_Source material_
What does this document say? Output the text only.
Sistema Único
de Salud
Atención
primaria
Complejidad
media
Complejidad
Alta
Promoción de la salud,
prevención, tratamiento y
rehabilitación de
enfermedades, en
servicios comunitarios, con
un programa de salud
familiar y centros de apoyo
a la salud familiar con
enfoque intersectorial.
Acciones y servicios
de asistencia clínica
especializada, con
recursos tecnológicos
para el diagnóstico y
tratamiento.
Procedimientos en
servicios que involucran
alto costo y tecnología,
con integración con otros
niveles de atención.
* * *
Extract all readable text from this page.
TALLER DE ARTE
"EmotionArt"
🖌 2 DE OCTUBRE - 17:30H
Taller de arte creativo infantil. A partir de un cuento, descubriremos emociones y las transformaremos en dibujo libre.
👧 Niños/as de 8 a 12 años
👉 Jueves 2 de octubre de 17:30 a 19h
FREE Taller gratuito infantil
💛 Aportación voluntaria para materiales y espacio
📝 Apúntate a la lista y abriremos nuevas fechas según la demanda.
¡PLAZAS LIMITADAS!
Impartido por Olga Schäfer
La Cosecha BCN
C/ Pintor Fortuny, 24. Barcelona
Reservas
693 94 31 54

_What you are asked to do_
Count every line bearing the word "this"; report the total only.

_Solution below_
2